» **Written task**
Determine the count of lines holding the string "Renato". Return only the number.

» **Records shown**
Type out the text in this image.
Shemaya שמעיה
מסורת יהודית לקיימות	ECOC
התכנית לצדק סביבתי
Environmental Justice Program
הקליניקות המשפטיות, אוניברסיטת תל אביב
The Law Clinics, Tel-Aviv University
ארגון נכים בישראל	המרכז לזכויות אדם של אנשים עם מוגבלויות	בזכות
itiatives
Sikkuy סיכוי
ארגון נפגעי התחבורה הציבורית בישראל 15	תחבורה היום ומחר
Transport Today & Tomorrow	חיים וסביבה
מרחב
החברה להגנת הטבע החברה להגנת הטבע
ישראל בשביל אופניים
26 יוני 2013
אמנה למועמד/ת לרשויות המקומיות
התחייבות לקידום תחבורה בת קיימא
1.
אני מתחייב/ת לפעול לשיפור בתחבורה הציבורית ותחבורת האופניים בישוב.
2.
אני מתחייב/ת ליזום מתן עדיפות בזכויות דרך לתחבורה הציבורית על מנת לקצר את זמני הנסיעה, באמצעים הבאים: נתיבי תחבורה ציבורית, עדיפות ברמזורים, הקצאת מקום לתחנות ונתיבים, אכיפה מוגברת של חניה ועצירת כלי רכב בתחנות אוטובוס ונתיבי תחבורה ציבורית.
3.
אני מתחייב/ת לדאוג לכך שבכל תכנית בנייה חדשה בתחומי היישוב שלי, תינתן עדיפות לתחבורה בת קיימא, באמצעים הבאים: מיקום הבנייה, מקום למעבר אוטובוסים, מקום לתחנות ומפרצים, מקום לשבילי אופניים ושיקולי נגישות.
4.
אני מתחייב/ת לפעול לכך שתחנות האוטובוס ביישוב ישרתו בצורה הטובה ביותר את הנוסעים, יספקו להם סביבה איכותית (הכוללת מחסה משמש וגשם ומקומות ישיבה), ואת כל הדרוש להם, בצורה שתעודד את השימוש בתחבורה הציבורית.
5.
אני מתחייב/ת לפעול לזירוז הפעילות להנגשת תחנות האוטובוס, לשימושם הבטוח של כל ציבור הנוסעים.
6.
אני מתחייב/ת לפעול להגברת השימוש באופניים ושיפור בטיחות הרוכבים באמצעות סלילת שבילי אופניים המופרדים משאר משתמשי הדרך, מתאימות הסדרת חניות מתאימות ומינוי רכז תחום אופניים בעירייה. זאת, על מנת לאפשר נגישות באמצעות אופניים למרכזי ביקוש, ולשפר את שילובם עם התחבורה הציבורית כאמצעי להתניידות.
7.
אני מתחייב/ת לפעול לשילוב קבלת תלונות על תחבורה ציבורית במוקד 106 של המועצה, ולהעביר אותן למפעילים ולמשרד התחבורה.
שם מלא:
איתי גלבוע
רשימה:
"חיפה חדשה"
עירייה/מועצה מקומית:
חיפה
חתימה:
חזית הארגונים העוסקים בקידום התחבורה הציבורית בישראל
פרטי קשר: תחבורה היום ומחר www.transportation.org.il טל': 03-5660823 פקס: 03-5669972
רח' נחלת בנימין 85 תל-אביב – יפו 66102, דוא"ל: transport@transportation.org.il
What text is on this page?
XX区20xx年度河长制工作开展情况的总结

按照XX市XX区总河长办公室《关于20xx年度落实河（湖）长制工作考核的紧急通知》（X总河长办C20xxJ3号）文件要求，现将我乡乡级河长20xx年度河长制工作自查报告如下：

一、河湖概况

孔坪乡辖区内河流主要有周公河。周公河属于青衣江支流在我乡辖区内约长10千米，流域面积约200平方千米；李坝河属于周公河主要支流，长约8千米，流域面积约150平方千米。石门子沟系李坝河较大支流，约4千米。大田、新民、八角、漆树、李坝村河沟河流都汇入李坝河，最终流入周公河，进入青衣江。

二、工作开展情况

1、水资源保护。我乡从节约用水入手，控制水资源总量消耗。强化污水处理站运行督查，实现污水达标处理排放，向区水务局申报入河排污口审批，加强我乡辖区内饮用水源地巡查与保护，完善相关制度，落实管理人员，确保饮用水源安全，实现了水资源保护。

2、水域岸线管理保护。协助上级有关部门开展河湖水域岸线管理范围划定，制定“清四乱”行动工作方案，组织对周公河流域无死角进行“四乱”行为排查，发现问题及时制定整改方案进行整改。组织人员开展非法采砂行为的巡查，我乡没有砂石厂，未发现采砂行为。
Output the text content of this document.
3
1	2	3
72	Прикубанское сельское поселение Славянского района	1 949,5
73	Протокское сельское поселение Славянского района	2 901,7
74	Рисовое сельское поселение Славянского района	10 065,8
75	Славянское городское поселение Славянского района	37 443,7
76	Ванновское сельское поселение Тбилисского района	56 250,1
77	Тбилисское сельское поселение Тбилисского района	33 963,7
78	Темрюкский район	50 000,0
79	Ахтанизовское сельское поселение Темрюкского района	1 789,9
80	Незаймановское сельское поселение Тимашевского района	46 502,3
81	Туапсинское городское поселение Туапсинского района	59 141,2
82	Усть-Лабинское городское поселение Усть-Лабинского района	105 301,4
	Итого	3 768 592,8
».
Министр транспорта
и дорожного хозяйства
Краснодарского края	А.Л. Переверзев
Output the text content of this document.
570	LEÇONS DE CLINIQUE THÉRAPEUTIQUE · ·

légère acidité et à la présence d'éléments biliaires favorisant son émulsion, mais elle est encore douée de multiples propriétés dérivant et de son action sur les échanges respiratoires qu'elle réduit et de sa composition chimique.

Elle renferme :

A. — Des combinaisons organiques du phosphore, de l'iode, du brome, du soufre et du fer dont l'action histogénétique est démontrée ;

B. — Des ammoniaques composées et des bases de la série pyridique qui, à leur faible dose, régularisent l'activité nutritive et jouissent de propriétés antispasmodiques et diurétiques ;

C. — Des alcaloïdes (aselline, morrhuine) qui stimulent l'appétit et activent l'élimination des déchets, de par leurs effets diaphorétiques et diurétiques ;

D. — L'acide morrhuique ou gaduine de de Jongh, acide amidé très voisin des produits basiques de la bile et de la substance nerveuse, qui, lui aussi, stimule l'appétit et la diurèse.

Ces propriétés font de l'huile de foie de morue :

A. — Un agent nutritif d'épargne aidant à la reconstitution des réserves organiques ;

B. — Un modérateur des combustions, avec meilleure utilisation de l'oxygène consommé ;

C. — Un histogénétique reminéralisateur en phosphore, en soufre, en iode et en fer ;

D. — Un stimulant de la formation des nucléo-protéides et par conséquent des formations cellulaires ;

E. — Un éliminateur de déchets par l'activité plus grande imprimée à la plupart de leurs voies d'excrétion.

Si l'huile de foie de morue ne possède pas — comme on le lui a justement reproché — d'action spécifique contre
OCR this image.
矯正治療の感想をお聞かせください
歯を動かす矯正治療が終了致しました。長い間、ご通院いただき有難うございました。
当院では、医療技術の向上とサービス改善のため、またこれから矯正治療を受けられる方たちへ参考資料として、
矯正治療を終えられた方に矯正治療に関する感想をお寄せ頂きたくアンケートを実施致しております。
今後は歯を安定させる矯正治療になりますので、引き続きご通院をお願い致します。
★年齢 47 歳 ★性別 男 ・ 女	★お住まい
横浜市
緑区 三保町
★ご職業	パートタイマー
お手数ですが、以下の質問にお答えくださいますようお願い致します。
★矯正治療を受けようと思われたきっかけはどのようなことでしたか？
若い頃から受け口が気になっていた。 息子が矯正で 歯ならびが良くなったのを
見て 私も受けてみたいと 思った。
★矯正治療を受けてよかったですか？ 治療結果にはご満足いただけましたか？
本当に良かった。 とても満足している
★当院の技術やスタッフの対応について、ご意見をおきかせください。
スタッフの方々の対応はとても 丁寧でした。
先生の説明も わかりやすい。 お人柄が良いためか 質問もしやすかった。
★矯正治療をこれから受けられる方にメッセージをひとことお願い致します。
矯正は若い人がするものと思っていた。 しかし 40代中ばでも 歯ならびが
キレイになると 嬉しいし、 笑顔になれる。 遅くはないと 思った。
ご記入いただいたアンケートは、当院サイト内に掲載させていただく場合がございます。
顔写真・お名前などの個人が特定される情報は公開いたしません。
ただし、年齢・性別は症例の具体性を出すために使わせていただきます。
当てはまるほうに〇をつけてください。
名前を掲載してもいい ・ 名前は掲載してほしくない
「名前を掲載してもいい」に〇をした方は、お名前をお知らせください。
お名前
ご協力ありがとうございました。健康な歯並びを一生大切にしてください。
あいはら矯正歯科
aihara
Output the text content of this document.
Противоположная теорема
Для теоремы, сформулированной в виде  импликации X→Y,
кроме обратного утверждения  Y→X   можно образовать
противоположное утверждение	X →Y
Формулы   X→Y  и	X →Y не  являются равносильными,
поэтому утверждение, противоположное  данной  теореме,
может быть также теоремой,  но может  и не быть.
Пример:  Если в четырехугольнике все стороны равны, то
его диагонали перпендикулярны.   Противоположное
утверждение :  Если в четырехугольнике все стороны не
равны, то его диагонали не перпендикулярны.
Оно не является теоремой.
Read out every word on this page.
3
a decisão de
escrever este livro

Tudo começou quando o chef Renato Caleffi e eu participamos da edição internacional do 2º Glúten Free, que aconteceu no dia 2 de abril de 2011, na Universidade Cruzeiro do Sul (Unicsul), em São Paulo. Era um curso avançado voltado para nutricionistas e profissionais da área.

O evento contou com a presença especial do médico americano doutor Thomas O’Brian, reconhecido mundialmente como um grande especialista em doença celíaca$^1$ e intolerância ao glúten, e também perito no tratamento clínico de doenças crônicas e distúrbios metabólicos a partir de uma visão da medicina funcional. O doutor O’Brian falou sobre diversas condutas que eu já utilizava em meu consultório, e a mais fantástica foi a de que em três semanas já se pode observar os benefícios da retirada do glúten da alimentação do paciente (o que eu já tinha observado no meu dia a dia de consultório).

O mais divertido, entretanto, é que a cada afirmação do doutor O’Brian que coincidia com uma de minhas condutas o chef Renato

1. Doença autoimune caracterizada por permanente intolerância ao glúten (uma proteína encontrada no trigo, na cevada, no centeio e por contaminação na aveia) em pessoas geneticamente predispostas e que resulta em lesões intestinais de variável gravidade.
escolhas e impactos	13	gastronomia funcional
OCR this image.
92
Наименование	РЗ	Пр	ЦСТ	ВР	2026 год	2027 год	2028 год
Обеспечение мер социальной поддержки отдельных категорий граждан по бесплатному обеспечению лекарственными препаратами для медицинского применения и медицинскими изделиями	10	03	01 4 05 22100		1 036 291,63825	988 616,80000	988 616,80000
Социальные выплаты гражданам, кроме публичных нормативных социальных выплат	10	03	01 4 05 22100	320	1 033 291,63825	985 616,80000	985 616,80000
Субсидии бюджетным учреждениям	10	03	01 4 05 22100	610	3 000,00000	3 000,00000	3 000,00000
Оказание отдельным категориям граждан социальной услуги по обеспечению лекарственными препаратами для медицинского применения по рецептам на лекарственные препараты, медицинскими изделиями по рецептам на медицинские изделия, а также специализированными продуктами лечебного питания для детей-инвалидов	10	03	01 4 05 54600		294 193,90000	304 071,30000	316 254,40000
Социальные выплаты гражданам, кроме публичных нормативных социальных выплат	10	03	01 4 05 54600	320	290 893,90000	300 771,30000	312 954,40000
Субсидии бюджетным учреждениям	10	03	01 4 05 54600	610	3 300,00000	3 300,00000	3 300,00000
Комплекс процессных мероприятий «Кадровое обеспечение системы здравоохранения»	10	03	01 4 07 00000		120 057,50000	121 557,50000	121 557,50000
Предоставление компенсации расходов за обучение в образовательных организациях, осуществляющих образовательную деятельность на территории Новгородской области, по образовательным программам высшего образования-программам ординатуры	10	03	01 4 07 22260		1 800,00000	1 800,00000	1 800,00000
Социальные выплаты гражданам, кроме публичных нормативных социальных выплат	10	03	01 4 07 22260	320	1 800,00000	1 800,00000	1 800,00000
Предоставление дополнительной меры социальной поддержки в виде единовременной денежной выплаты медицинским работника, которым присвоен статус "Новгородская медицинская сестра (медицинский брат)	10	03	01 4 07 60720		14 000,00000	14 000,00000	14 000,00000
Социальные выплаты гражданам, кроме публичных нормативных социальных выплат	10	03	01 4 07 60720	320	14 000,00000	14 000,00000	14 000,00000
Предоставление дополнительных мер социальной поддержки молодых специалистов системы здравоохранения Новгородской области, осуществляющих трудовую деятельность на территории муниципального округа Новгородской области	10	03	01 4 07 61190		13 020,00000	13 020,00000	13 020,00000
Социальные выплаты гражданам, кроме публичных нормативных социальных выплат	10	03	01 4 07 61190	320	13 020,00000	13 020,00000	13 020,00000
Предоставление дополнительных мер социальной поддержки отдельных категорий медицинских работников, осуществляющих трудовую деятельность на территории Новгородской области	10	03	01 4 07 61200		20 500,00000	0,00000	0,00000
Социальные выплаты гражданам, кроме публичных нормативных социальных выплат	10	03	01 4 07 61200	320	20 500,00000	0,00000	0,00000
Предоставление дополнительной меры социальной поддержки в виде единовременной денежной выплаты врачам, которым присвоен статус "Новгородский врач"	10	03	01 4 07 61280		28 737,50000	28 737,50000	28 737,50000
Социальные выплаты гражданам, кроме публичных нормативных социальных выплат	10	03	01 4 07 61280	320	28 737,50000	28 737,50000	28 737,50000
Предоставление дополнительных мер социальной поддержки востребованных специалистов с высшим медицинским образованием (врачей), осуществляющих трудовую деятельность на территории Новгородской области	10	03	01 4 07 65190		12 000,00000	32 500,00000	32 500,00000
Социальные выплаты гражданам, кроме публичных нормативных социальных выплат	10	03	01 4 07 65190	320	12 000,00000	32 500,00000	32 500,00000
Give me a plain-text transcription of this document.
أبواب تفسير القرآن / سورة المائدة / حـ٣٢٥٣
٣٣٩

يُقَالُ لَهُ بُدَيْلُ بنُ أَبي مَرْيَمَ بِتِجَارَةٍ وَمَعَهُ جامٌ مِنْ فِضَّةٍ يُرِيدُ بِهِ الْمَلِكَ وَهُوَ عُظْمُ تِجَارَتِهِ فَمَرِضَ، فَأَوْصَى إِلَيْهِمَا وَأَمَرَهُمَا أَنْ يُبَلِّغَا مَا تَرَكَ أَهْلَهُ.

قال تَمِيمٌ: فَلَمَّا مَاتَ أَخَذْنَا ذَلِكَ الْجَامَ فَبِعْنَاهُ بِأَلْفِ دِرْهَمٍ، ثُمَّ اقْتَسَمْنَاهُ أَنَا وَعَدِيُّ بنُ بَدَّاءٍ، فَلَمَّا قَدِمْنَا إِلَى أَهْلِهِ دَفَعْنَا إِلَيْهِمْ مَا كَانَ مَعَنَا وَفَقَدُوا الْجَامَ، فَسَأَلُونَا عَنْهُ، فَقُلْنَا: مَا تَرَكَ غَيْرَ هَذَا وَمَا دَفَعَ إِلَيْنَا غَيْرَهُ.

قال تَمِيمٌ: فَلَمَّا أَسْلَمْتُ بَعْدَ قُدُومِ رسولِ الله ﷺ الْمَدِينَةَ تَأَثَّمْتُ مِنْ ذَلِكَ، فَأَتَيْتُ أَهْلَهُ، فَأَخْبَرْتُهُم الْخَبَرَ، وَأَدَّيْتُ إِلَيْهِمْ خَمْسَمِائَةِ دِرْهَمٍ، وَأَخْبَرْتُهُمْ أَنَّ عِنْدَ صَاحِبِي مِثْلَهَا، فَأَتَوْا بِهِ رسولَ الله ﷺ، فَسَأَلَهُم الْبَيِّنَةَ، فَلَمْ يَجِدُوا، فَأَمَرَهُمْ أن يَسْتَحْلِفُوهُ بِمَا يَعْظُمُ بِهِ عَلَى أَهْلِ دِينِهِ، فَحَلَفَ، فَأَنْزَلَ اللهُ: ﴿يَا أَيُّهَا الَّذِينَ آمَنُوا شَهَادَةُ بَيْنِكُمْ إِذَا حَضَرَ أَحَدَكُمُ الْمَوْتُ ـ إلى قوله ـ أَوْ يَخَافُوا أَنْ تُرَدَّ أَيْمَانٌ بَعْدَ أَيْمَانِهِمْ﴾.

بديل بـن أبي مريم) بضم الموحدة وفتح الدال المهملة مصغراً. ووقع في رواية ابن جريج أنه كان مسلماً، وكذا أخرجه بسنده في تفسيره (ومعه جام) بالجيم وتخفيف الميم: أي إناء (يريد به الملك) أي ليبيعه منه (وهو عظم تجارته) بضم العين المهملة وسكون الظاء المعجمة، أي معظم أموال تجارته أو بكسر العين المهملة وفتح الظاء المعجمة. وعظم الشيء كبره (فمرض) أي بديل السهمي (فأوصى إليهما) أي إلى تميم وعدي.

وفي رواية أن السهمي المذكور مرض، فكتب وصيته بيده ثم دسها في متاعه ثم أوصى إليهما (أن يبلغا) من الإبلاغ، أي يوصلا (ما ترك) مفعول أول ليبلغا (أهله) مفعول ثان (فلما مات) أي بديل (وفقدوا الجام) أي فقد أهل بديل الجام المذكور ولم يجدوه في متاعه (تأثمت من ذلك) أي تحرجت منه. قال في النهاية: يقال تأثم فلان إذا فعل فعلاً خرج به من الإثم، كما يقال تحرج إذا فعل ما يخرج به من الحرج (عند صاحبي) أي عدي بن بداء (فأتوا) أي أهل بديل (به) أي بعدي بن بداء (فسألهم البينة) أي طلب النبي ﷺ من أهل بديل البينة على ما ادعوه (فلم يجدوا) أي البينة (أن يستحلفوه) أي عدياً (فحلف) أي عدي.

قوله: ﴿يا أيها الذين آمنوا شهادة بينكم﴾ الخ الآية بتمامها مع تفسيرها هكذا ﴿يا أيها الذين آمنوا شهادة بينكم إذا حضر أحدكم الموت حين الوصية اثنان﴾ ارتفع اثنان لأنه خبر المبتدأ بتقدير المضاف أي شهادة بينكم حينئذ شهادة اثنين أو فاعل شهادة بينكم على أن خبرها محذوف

» **Task answer**
2